TASK PROMPT
From the entries below, gather each line containing the word "skall".

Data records
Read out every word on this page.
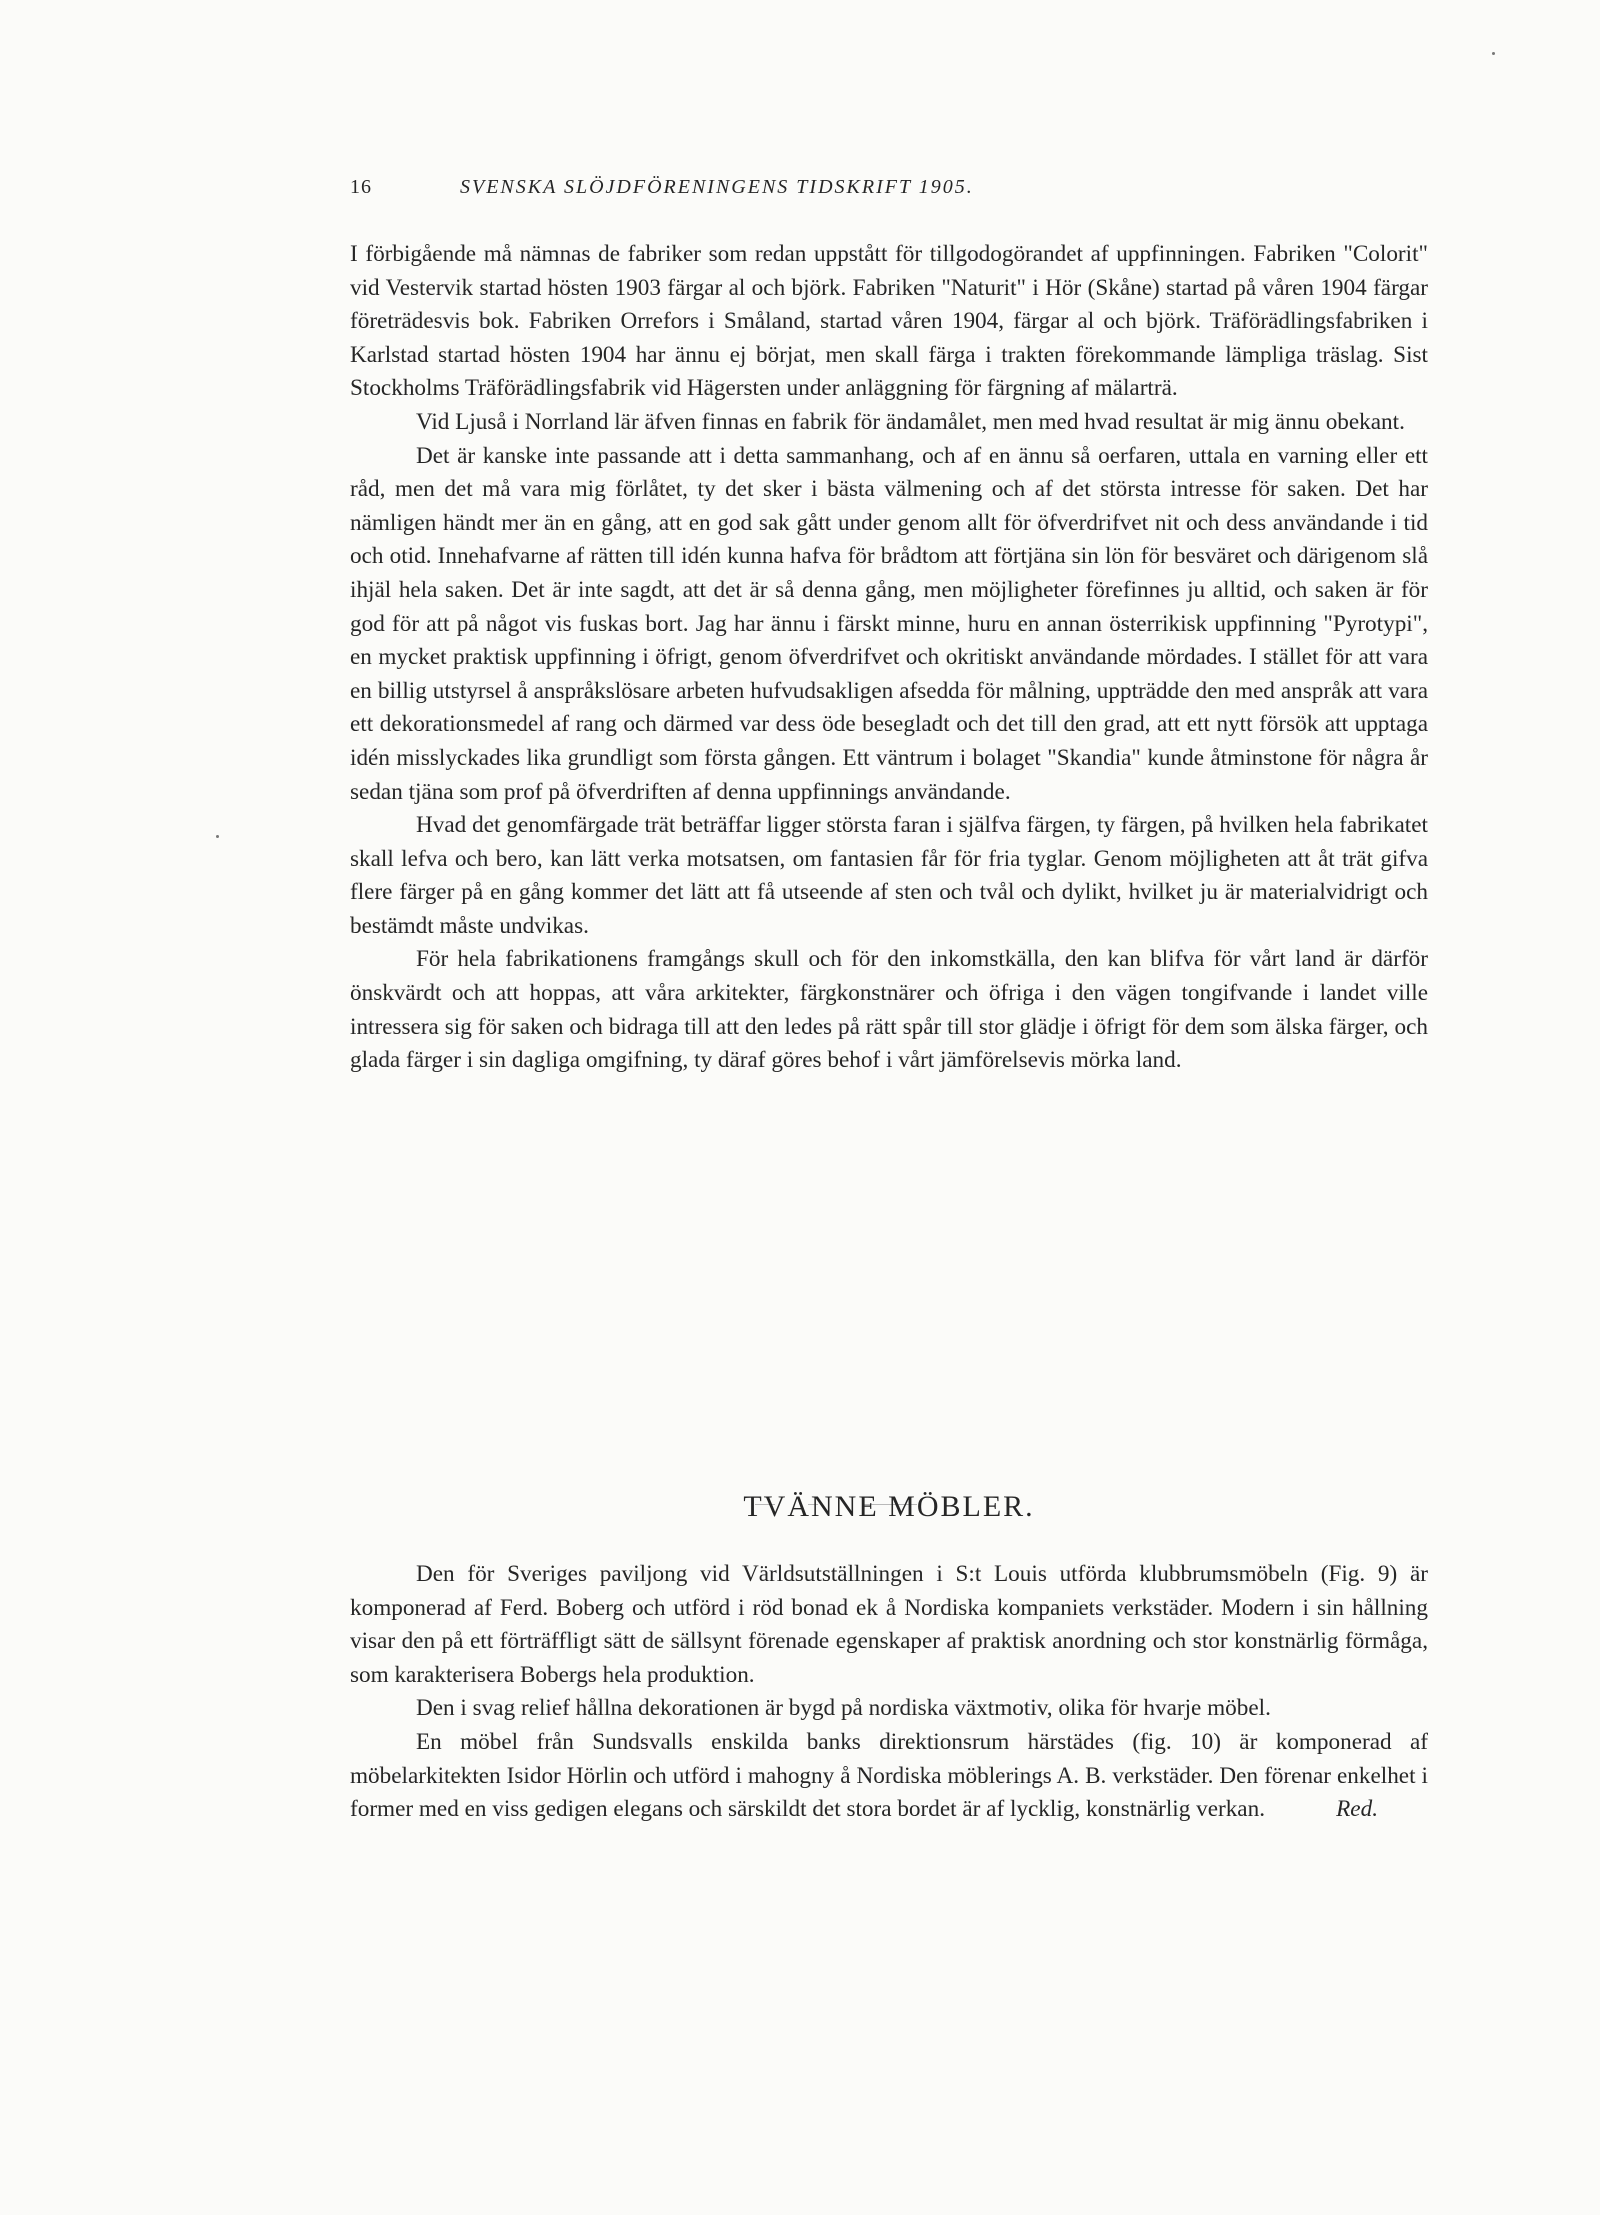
16	SVENSKA SLÖJDFÖRENINGENS TIDSKRIFT 1905.

I förbigående må nämnas de fabriker som redan uppstått för tillgodogörandet af uppfinningen. Fabriken "Colorit" vid Vestervik startad hösten 1903 färgar al och björk. Fabriken "Naturit" i Hör (Skåne) startad på våren 1904 färgar företrädesvis bok. Fabriken Orrefors i Småland, startad våren 1904, färgar al och björk. Träförädlingsfabriken i Karlstad startad hösten 1904 har ännu ej börjat, men skall färga i trakten förekommande lämpliga träslag. Sist Stockholms Träförädlingsfabrik vid Hägersten under anläggning för färgning af mälarträ.

Vid Ljuså i Norrland lär äfven finnas en fabrik för ändamålet, men med hvad resultat är mig ännu obekant.

Det är kanske inte passande att i detta sammanhang, och af en ännu så oerfaren, uttala en varning eller ett råd, men det må vara mig förlåtet, ty det sker i bästa välmening och af det största intresse för saken. Det har nämligen händt mer än en gång, att en god sak gått under genom allt för öfverdrifvet nit och dess användande i tid och otid. Innehafvarne af rätten till idén kunna hafva för brådtom att förtjäna sin lön för besväret och därigenom slå ihjäl hela saken. Det är inte sagdt, att det är så denna gång, men möjligheter förefinnes ju alltid, och saken är för god för att på något vis fuskas bort. Jag har ännu i färskt minne, huru en annan österrikisk uppfinning "Pyrotypi", en mycket praktisk uppfinning i öfrigt, genom öfverdrifvet och okritiskt användande mördades. I stället för att vara en billig utstyrsel å anspråkslösare arbeten hufvudsakligen afsedda för målning, uppträdde den med anspråk att vara ett dekorationsmedel af rang och därmed var dess öde besegladt och det till den grad, att ett nytt försök att upptaga idén misslyckades lika grundligt som första gången. Ett väntrum i bolaget "Skandia" kunde åtminstone för några år sedan tjäna som prof på öfverdriften af denna uppfinnings användande.

Hvad det genomfärgade trät beträffar ligger största faran i själfva färgen, ty färgen, på hvilken hela fabrikatet skall lefva och bero, kan lätt verka motsatsen, om fantasien får för fria tyglar. Genom möjligheten att åt trät gifva flere färger på en gång kommer det lätt att få utseende af sten och tvål och dylikt, hvilket ju är materialvidrigt och bestämdt måste undvikas.

För hela fabrikationens framgångs skull och för den inkomstkälla, den kan blifva för vårt land är därför önskvärdt och att hoppas, att våra arkitekter, färgkonstnärer och öfriga i den vägen tongifvande i landet ville intressera sig för saken och bidraga till att den ledes på rätt spår till stor glädje i öfrigt för dem som älska färger, och glada färger i sin dagliga omgifning, ty däraf göres behof i vårt jämförelsevis mörka land.

TVÄNNE MÖBLER.

Den för Sveriges paviljong vid Världsutställningen i S:t Louis utförda klubbrumsmöbeln (Fig. 9) är komponerad af Ferd. Boberg och utförd i röd bonad ek å Nordiska kompaniets verkstäder. Modern i sin hållning visar den på ett förträffligt sätt de sällsynt förenade egenskaper af praktisk anordning och stor konstnärlig förmåga, som karakterisera Bobergs hela produktion.

Den i svag relief hållna dekorationen är bygd på nordiska växtmotiv, olika för hvarje möbel.

En möbel från Sundsvalls enskilda banks direktionsrum härstädes (fig. 10) är komponerad af möbelarkitekten Isidor Hörlin och utförd i mahogny å Nordiska möblerings A. B. verkstäder. Den förenar enkelhet i former med en viss gedigen elegans och särskildt det stora bordet är af lycklig, konstnärlig verkan.	Red.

TASK SOLUTION
I förbigående må nämnas de fabriker som redan uppstått för tillgodogörandet af uppfinningen. Fabriken "Colorit" vid Vestervik startad hösten 1903 färgar al och björk. Fabriken "Naturit" i Hör (Skåne) startad på våren 1904 färgar företrädesvis bok. Fabriken Orrefors i Småland, startad våren 1904, färgar al och björk. Träförädlingsfabriken i Karlstad startad hösten 1904 har ännu ej börjat, men skall färga i trakten förekommande lämpliga träslag. Sist Stockholms Träförädlingsfabrik vid Hägersten under anläggning för färgning af mälarträ.
Hvad det genomfärgade trät beträffar ligger största faran i själfva färgen, ty färgen, på hvilken hela fabrikatet skall lefva och bero, kan lätt verka motsatsen, om fantasien får för fria tyglar. Genom möjligheten att åt trät gifva flere färger på en gång kommer det lätt att få utseende af sten och tvål och dylikt, hvilket ju är materialvidrigt och bestämdt måste undvikas.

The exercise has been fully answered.